Problem statement: Your task is to print the material below exactly as presented.

Entries shown:

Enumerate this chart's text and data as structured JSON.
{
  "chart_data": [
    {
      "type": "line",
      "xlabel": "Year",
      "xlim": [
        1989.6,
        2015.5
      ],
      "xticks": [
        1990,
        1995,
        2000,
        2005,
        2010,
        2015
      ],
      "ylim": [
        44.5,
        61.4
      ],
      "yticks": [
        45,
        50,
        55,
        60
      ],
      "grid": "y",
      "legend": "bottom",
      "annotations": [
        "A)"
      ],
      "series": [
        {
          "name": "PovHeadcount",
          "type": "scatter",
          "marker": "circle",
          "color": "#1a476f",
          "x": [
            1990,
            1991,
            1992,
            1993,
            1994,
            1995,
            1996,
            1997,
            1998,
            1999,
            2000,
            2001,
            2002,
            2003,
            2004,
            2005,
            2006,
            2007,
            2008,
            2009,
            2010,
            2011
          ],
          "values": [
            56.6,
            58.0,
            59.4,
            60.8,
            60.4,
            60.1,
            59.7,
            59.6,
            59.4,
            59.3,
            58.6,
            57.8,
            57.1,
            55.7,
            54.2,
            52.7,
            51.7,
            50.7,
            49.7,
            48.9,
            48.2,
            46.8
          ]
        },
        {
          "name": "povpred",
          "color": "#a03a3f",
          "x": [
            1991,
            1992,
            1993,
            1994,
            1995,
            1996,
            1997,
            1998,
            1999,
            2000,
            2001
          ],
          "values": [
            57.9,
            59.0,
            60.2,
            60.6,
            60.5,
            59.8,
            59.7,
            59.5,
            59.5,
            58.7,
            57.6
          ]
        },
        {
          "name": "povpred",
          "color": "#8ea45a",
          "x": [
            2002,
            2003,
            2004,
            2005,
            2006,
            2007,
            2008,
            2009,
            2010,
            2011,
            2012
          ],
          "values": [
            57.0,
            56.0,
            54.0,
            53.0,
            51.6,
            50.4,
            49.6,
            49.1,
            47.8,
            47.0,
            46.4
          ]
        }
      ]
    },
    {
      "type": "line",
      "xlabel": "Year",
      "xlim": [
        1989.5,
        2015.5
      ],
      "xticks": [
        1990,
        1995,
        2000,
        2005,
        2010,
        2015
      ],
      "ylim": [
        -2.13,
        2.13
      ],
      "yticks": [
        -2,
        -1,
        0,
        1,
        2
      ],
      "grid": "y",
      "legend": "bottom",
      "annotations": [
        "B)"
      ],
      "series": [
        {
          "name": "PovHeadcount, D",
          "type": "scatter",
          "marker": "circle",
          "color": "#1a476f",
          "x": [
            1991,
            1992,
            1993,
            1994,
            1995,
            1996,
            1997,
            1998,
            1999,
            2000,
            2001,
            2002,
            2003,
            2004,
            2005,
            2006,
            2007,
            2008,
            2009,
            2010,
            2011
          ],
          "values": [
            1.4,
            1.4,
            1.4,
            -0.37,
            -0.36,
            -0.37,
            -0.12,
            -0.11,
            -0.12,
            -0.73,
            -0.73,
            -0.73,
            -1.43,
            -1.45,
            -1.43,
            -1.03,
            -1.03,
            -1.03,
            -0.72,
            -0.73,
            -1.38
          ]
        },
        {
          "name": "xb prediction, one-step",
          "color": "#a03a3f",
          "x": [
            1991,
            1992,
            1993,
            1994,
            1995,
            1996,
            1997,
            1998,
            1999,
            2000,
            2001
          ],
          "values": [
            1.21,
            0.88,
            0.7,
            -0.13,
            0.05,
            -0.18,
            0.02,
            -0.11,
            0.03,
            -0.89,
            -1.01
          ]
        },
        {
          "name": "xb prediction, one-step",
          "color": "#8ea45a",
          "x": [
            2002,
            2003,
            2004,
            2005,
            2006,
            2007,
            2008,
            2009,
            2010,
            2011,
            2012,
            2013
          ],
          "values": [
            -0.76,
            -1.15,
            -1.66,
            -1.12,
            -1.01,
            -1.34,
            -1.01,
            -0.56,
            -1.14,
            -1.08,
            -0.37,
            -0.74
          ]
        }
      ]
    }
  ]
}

Response to this task:
Enumerate this chart's text and data as structured JSON.
{
  "chart_data": [
    {
      "type": "line",
      "xlabel": "Year",
      "xlim": [
        1989.6,
        2015.5
      ],
      "xticks": [
        1990,
        1995,
        2000,
        2005,
        2010,
        2015
      ],
      "ylim": [
        44.5,
        61.4
      ],
      "yticks": [
        45,
        50,
        55,
        60
      ],
      "grid": "y",
      "legend": "bottom",
      "annotations": [
        "A)"
      ],
      "series": [
        {
          "name": "PovHeadcount",
          "type": "scatter",
          "marker": "circle",
          "color": "#1a476f",
          "x": [
            1990,
            1991,
            1992,
            1993,
            1994,
            1995,
            1996,
            1997,
            1998,
            1999,
            2000,
            2001,
            2002,
            2003,
            2004,
            2005,
            2006,
            2007,
            2008,
            2009,
            2010,
            2011
          ],
          "values": [
            56.6,
            58.0,
            59.4,
            60.8,
            60.4,
            60.1,
            59.7,
            59.6,
            59.4,
            59.3,
            58.6,
            57.8,
            57.1,
            55.7,
            54.2,
            52.7,
            51.7,
            50.7,
            49.7,
            48.9,
            48.2,
            46.8
          ]
        },
        {
          "name": "povpred",
          "color": "#a03a3f",
          "x": [
            1991,
            1992,
            1993,
            1994,
            1995,
            1996,
            1997,
            1998,
            1999,
            2000,
            2001
          ],
          "values": [
            57.9,
            59.0,
            60.2,
            60.6,
            60.5,
            59.8,
            59.7,
            59.5,
            59.5,
            58.7,
            57.6
          ]
        },
        {
          "name": "povpred",
          "color": "#8ea45a",
          "x": [
            2002,
            2003,
            2004,
            2005,
            2006,
            2007,
            2008,
            2009,
            2010,
            2011,
            2012
          ],
          "values": [
            57.0,
            56.0,
            54.0,
            53.0,
            51.6,
            50.4,
            49.6,
            49.1,
            47.8,
            47.0,
            46.4
          ]
        }
      ]
    },
    {
      "type": "line",
      "xlabel": "Year",
      "xlim": [
        1989.5,
        2015.5
      ],
      "xticks": [
        1990,
        1995,
        2000,
        2005,
        2010,
        2015
      ],
      "ylim": [
        -2.13,
        2.13
      ],
      "yticks": [
        -2,
        -1,
        0,
        1,
        2
      ],
      "grid": "y",
      "legend": "bottom",
      "annotations": [
        "B)"
      ],
      "series": [
        {
          "name": "PovHeadcount, D",
          "type": "scatter",
          "marker": "circle",
          "color": "#1a476f",
          "x": [
            1991,
            1992,
            1993,
            1994,
            1995,
            1996,
            1997,
            1998,
            1999,
            2000,
            2001,
            2002,
            2003,
            2004,
            2005,
            2006,
            2007,
            2008,
            2009,
            2010,
            2011
          ],
          "values": [
            1.4,
            1.4,
            1.4,
            -0.37,
            -0.36,
            -0.37,
            -0.12,
            -0.11,
            -0.12,
            -0.73,
            -0.73,
            -0.73,
            -1.43,
            -1.45,
            -1.43,
            -1.03,
            -1.03,
            -1.03,
            -0.72,
            -0.73,
            -1.38
          ]
        },
        {
          "name": "xb prediction, one-step",
          "color": "#a03a3f",
          "x": [
            1991,
            1992,
            1993,
            1994,
            1995,
            1996,
            1997,
            1998,
            1999,
            2000,
            2001
          ],
          "values": [
            1.21,
            0.88,
            0.7,
            -0.13,
            0.05,
            -0.18,
            0.02,
            -0.11,
            0.03,
            -0.89,
            -1.01
          ]
        },
        {
          "name": "xb prediction, one-step",
          "color": "#8ea45a",
          "x": [
            2002,
            2003,
            2004,
            2005,
            2006,
            2007,
            2008,
            2009,
            2010,
            2011,
            2012,
            2013
          ],
          "values": [
            -0.76,
            -1.15,
            -1.66,
            -1.12,
            -1.01,
            -1.34,
            -1.01,
            -0.56,
            -1.14,
            -1.08,
            -0.37,
            -0.74
          ]
        }
      ]
    }
  ]
}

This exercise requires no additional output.